-- Begin Recorded data --
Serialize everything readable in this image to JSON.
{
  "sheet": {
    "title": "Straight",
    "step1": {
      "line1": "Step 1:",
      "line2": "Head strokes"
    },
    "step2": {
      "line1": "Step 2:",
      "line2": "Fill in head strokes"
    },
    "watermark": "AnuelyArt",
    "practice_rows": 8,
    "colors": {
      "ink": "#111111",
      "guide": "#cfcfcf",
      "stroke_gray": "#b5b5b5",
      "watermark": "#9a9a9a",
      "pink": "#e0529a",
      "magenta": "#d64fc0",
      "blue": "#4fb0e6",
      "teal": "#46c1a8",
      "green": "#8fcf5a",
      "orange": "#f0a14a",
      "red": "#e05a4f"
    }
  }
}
-- End Recorded data --
> The task:
Extract each entry in full and write it down exactly.

> Worked answer:
Serialize everything readable in this image to JSON.
{
  "sheet": {
    "title": "Straight",
    "step1": {
      "line1": "Step 1:",
      "line2": "Head strokes"
    },
    "step2": {
      "line1": "Step 2:",
      "line2": "Fill in head strokes"
    },
    "watermark": "AnuelyArt",
    "practice_rows": 8,
    "colors": {
      "ink": "#111111",
      "guide": "#cfcfcf",
      "stroke_gray": "#b5b5b5",
      "watermark": "#9a9a9a",
      "pink": "#e0529a",
      "magenta": "#d64fc0",
      "blue": "#4fb0e6",
      "teal": "#46c1a8",
      "green": "#8fcf5a",
      "orange": "#f0a14a",
      "red": "#e05a4f"
    }
  }
}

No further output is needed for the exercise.